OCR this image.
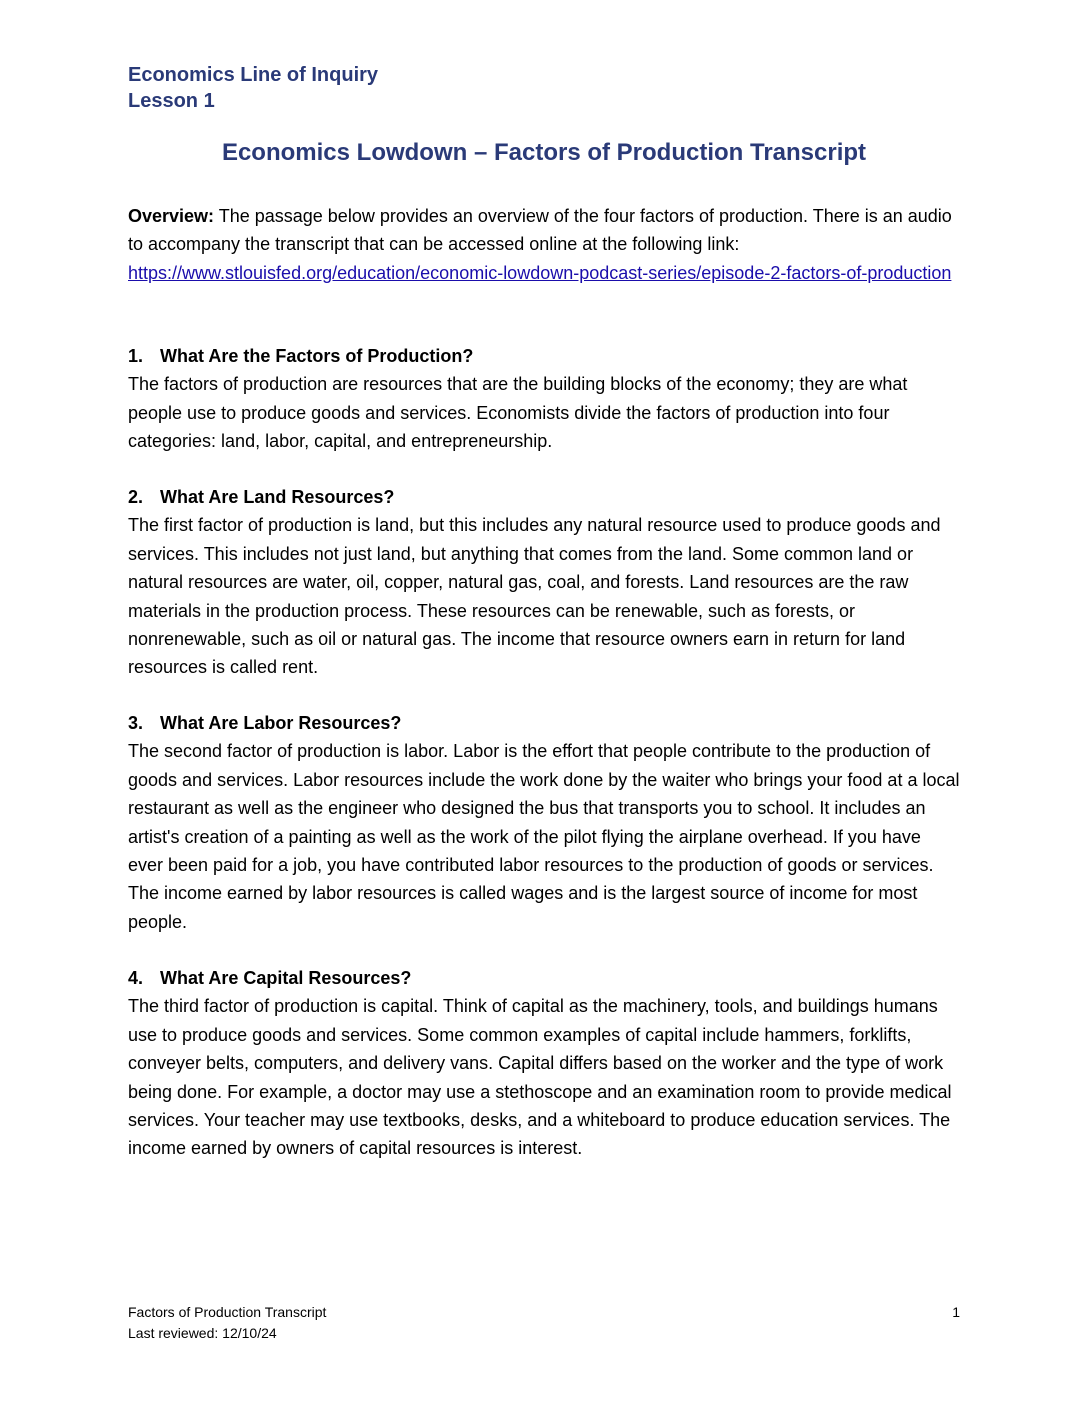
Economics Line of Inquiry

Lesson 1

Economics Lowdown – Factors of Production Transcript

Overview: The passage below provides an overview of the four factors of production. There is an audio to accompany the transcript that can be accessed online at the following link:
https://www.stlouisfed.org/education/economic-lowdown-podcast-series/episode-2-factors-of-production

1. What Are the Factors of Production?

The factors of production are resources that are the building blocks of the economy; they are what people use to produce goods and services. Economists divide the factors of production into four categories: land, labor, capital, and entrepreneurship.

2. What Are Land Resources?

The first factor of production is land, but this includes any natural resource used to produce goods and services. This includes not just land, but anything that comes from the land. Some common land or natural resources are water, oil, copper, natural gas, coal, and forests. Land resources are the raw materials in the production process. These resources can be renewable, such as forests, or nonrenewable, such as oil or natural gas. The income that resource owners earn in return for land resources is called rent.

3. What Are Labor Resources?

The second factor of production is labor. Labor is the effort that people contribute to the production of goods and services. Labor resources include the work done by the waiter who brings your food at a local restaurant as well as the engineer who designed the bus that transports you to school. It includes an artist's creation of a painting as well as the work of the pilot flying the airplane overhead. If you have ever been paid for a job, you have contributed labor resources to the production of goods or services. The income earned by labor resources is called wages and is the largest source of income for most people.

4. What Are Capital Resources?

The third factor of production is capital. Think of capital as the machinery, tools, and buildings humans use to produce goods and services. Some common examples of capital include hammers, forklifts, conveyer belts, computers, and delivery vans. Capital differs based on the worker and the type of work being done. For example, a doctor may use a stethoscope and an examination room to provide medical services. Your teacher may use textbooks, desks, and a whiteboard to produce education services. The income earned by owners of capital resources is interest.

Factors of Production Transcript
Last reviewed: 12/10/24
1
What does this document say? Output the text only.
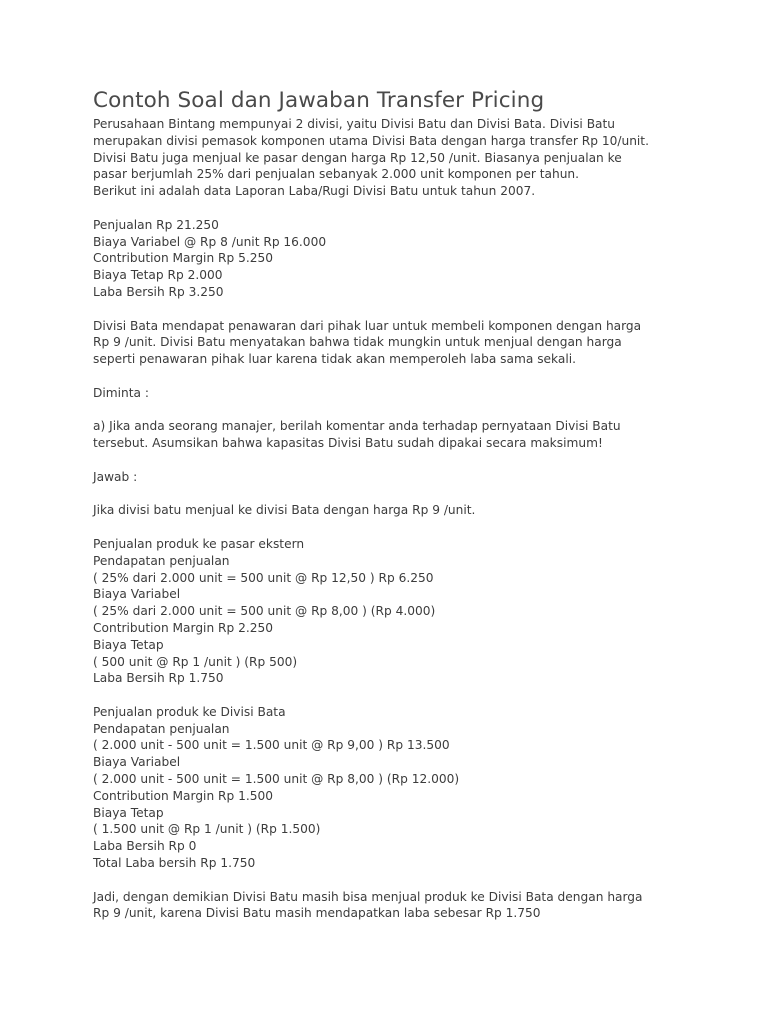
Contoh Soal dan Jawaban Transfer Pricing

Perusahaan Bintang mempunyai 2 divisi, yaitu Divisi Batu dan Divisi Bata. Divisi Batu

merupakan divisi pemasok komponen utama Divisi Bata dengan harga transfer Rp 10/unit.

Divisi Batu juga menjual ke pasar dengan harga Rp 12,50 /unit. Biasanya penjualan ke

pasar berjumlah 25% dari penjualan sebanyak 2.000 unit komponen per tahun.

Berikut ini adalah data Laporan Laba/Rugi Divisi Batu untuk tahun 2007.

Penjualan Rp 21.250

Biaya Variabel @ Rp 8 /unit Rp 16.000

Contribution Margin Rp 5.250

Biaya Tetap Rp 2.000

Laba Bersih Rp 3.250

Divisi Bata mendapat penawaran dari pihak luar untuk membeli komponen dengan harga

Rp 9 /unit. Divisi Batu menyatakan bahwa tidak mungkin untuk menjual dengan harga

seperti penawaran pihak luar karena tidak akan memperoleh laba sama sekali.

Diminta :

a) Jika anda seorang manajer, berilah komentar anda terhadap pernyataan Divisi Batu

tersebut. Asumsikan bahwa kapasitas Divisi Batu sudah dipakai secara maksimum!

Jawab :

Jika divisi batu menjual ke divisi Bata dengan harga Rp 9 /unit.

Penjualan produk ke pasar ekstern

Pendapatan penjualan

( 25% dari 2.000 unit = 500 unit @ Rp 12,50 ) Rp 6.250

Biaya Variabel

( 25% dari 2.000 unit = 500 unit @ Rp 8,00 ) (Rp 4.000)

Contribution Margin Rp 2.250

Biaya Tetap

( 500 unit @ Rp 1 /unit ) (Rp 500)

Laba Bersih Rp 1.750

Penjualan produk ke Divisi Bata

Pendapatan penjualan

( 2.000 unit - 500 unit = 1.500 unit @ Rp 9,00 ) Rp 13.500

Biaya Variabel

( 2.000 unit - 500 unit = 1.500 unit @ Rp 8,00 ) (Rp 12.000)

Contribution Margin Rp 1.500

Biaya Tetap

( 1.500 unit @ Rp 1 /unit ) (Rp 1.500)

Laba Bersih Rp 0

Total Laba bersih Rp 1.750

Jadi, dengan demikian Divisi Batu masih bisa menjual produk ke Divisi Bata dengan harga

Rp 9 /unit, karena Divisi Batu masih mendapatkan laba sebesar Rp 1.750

---

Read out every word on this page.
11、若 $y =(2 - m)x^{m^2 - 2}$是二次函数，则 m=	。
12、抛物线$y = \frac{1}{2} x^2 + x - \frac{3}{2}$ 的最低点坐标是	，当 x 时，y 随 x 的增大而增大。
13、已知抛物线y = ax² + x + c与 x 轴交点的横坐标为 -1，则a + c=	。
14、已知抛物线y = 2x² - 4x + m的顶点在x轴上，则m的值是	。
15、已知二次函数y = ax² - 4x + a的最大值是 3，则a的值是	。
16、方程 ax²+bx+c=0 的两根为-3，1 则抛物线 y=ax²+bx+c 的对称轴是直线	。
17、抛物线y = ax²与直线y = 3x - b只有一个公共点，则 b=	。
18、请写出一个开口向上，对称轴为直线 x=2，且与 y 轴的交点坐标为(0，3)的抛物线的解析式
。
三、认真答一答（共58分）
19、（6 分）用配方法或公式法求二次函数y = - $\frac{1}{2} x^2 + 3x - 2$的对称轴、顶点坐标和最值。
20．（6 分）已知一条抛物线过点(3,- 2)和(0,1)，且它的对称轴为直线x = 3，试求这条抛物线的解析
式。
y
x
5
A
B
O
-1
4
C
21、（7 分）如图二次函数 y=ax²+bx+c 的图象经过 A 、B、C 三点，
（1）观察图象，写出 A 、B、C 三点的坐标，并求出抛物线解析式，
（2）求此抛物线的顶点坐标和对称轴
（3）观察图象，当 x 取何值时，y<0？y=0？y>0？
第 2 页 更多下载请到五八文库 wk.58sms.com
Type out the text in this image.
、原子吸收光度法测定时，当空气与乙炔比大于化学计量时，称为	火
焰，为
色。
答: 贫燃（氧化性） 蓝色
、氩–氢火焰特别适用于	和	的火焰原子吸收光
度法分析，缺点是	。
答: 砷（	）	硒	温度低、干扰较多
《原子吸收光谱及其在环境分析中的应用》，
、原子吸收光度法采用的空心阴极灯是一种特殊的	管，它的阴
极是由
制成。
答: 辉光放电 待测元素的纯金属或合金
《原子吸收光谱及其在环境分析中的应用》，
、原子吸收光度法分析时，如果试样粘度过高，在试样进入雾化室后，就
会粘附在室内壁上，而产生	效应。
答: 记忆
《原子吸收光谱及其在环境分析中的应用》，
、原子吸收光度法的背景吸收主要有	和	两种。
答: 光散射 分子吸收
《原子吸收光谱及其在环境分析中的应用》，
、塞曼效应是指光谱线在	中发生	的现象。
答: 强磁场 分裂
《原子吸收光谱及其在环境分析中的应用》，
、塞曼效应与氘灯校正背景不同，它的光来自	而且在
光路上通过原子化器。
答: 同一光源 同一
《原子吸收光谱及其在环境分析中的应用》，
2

__DIRECTIONS__. Copy out each line of the data where the string "education" appears.

__ANSWER TO THE EXERCISE__.
https://www.stlouisfed.org/education/economic-lowdown-podcast-series/episode-2-factors-of-production
The third factor of production is capital. Think of capital as the machinery, tools, and buildings humans use to produce goods and services. Some common examples of capital include hammers, forklifts, conveyer belts, computers, and delivery vans. Capital differs based on the worker and the type of work being done. For example, a doctor may use a stethoscope and an examination room to provide medical services. Your teacher may use textbooks, desks, and a whiteboard to produce education services. The income earned by owners of capital resources is interest.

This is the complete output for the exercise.